**** RECORD EXTRACTS ****
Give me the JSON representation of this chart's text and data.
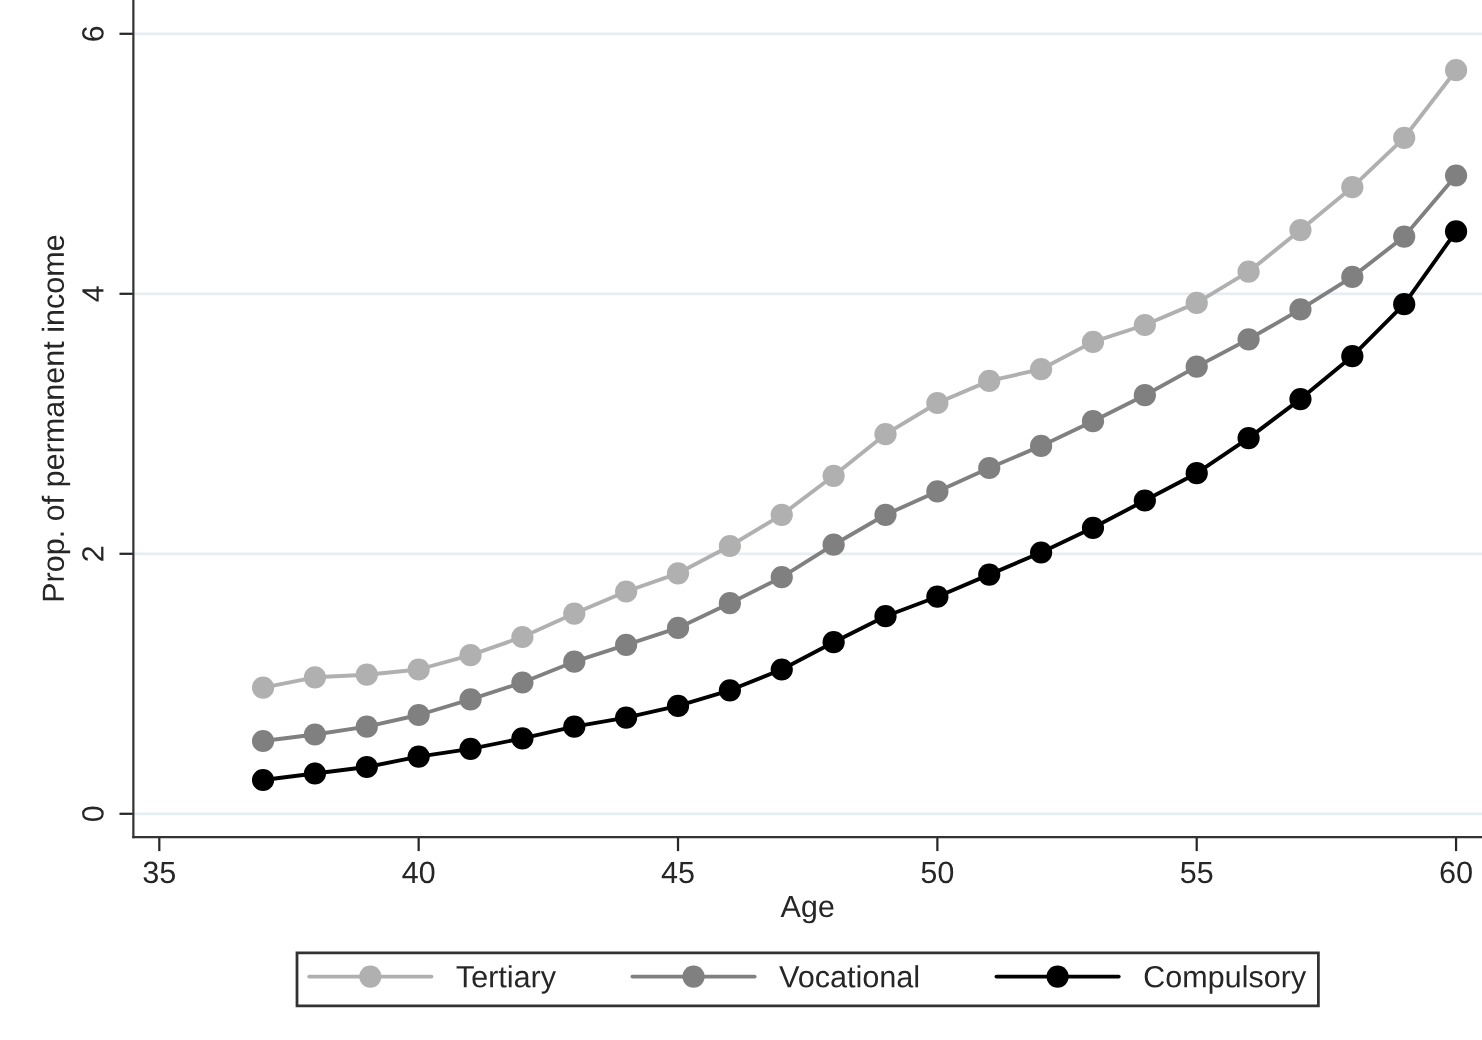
{
  "chart_data": {
    "type": "line",
    "xlabel": "Age",
    "ylabel": "Prop. of permanent income",
    "x": [
      37,
      38,
      39,
      40,
      41,
      42,
      43,
      44,
      45,
      46,
      47,
      48,
      49,
      50,
      51,
      52,
      53,
      54,
      55,
      56,
      57,
      58,
      59,
      60
    ],
    "series": [
      {
        "name": "Tertiary",
        "color": "#b0b0b0",
        "values": [
          0.97,
          1.05,
          1.07,
          1.11,
          1.22,
          1.36,
          1.54,
          1.71,
          1.85,
          2.06,
          2.3,
          2.6,
          2.92,
          3.16,
          3.33,
          3.42,
          3.63,
          3.76,
          3.93,
          4.17,
          4.49,
          4.82,
          5.2,
          5.72
        ]
      },
      {
        "name": "Vocational",
        "color": "#808080",
        "values": [
          0.56,
          0.61,
          0.67,
          0.76,
          0.88,
          1.01,
          1.17,
          1.3,
          1.43,
          1.62,
          1.82,
          2.07,
          2.3,
          2.48,
          2.66,
          2.83,
          3.02,
          3.22,
          3.44,
          3.65,
          3.88,
          4.13,
          4.44,
          4.91
        ]
      },
      {
        "name": "Compulsory",
        "color": "#000000",
        "values": [
          0.26,
          0.31,
          0.36,
          0.44,
          0.5,
          0.58,
          0.67,
          0.74,
          0.83,
          0.95,
          1.11,
          1.32,
          1.52,
          1.67,
          1.84,
          2.01,
          2.2,
          2.41,
          2.62,
          2.89,
          3.19,
          3.52,
          3.92,
          4.48
        ]
      }
    ],
    "xlim": [
      34.5,
      60.5
    ],
    "ylim": [
      -0.18,
      6.26
    ],
    "xticks": [
      35,
      40,
      45,
      50,
      55,
      60
    ],
    "yticks": [
      0,
      2,
      4,
      6
    ],
    "grid": "y",
    "legend": "bottom",
    "marker": "circle",
    "line_style": "solid"
  }
}
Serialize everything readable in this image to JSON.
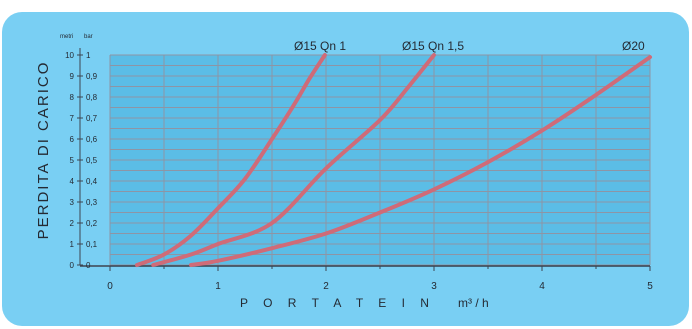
{
  "chart_data": {
    "type": "line",
    "ylabel": "PERDITA DI CARICO",
    "xlabel_main": "P O R T A T E   I N",
    "xlabel_unit": "m³ / h",
    "y_unit_left": "metri",
    "y_unit_right": "bar",
    "xlim": [
      0,
      5
    ],
    "ylim_bar": [
      0,
      1
    ],
    "ylim_metri": [
      0,
      10
    ],
    "x_ticks": [
      "0",
      "1",
      "2",
      "3",
      "4",
      "5"
    ],
    "y_ticks_metri": [
      "0",
      "1",
      "2",
      "3",
      "4",
      "5",
      "6",
      "7",
      "8",
      "9",
      "10"
    ],
    "y_ticks_bar": [
      "0",
      "0,1",
      "0,2",
      "0,3",
      "0,4",
      "0,5",
      "0,6",
      "0,7",
      "0,8",
      "0,9",
      "1"
    ],
    "grid": true,
    "series": [
      {
        "name": "Ø15 Qn 1",
        "x": [
          0.25,
          0.5,
          0.75,
          1.0,
          1.25,
          1.5,
          1.7,
          1.85,
          1.99
        ],
        "y": [
          0.0,
          0.05,
          0.14,
          0.27,
          0.41,
          0.6,
          0.76,
          0.89,
          1.0
        ]
      },
      {
        "name": "Ø15 Qn 1,5",
        "x": [
          0.4,
          0.75,
          1.0,
          1.5,
          2.0,
          2.5,
          2.75,
          3.0
        ],
        "y": [
          0.0,
          0.05,
          0.1,
          0.2,
          0.46,
          0.69,
          0.84,
          1.0
        ]
      },
      {
        "name": "Ø20",
        "x": [
          0.75,
          1.0,
          1.5,
          2.0,
          2.5,
          3.0,
          3.5,
          4.0,
          4.5,
          5.0
        ],
        "y": [
          0.0,
          0.02,
          0.08,
          0.15,
          0.25,
          0.36,
          0.49,
          0.64,
          0.81,
          0.99
        ]
      }
    ],
    "colors": {
      "card_bg": "#79cff3",
      "plot_bg": "#5bbde6",
      "grid": "#8d95a5",
      "axis": "#3d4450",
      "curve": "#cf6b78",
      "text": "#242a33"
    }
  }
}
****
Leave the pictures out and write out every entry exactly as given.

**TASK RESPONSE**
Give me the JSON representation of this chart's text and data.
{
  "chart_data": {
    "type": "line",
    "xlabel": "Age",
    "ylabel": "Prop. of permanent income",
    "x": [
      37,
      38,
      39,
      40,
      41,
      42,
      43,
      44,
      45,
      46,
      47,
      48,
      49,
      50,
      51,
      52,
      53,
      54,
      55,
      56,
      57,
      58,
      59,
      60
    ],
    "series": [
      {
        "name": "Tertiary",
        "color": "#b0b0b0",
        "values": [
          0.97,
          1.05,
          1.07,
          1.11,
          1.22,
          1.36,
          1.54,
          1.71,
          1.85,
          2.06,
          2.3,
          2.6,
          2.92,
          3.16,
          3.33,
          3.42,
          3.63,
          3.76,
          3.93,
          4.17,
          4.49,
          4.82,
          5.2,
          5.72
        ]
      },
      {
        "name": "Vocational",
        "color": "#808080",
        "values": [
          0.56,
          0.61,
          0.67,
          0.76,
          0.88,
          1.01,
          1.17,
          1.3,
          1.43,
          1.62,
          1.82,
          2.07,
          2.3,
          2.48,
          2.66,
          2.83,
          3.02,
          3.22,
          3.44,
          3.65,
          3.88,
          4.13,
          4.44,
          4.91
        ]
      },
      {
        "name": "Compulsory",
        "color": "#000000",
        "values": [
          0.26,
          0.31,
          0.36,
          0.44,
          0.5,
          0.58,
          0.67,
          0.74,
          0.83,
          0.95,
          1.11,
          1.32,
          1.52,
          1.67,
          1.84,
          2.01,
          2.2,
          2.41,
          2.62,
          2.89,
          3.19,
          3.52,
          3.92,
          4.48
        ]
      }
    ],
    "xlim": [
      34.5,
      60.5
    ],
    "ylim": [
      -0.18,
      6.26
    ],
    "xticks": [
      35,
      40,
      45,
      50,
      55,
      60
    ],
    "yticks": [
      0,
      2,
      4,
      6
    ],
    "grid": "y",
    "legend": "bottom",
    "marker": "circle",
    "line_style": "solid"
  }
}
Serialize everything readable in this image to JSON.
{
  "chart_data": {
    "type": "line",
    "ylabel": "PERDITA DI CARICO",
    "xlabel_main": "P O R T A T E   I N",
    "xlabel_unit": "m³ / h",
    "y_unit_left": "metri",
    "y_unit_right": "bar",
    "xlim": [
      0,
      5
    ],
    "ylim_bar": [
      0,
      1
    ],
    "ylim_metri": [
      0,
      10
    ],
    "x_ticks": [
      "0",
      "1",
      "2",
      "3",
      "4",
      "5"
    ],
    "y_ticks_metri": [
      "0",
      "1",
      "2",
      "3",
      "4",
      "5",
      "6",
      "7",
      "8",
      "9",
      "10"
    ],
    "y_ticks_bar": [
      "0",
      "0,1",
      "0,2",
      "0,3",
      "0,4",
      "0,5",
      "0,6",
      "0,7",
      "0,8",
      "0,9",
      "1"
    ],
    "grid": true,
    "series": [
      {
        "name": "Ø15 Qn 1",
        "x": [
          0.25,
          0.5,
          0.75,
          1.0,
          1.25,
          1.5,
          1.7,
          1.85,
          1.99
        ],
        "y": [
          0.0,
          0.05,
          0.14,
          0.27,
          0.41,
          0.6,
          0.76,
          0.89,
          1.0
        ]
      },
      {
        "name": "Ø15 Qn 1,5",
        "x": [
          0.4,
          0.75,
          1.0,
          1.5,
          2.0,
          2.5,
          2.75,
          3.0
        ],
        "y": [
          0.0,
          0.05,
          0.1,
          0.2,
          0.46,
          0.69,
          0.84,
          1.0
        ]
      },
      {
        "name": "Ø20",
        "x": [
          0.75,
          1.0,
          1.5,
          2.0,
          2.5,
          3.0,
          3.5,
          4.0,
          4.5,
          5.0
        ],
        "y": [
          0.0,
          0.02,
          0.08,
          0.15,
          0.25,
          0.36,
          0.49,
          0.64,
          0.81,
          0.99
        ]
      }
    ],
    "colors": {
      "card_bg": "#79cff3",
      "plot_bg": "#5bbde6",
      "grid": "#8d95a5",
      "axis": "#3d4450",
      "curve": "#cf6b78",
      "text": "#242a33"
    }
  }
}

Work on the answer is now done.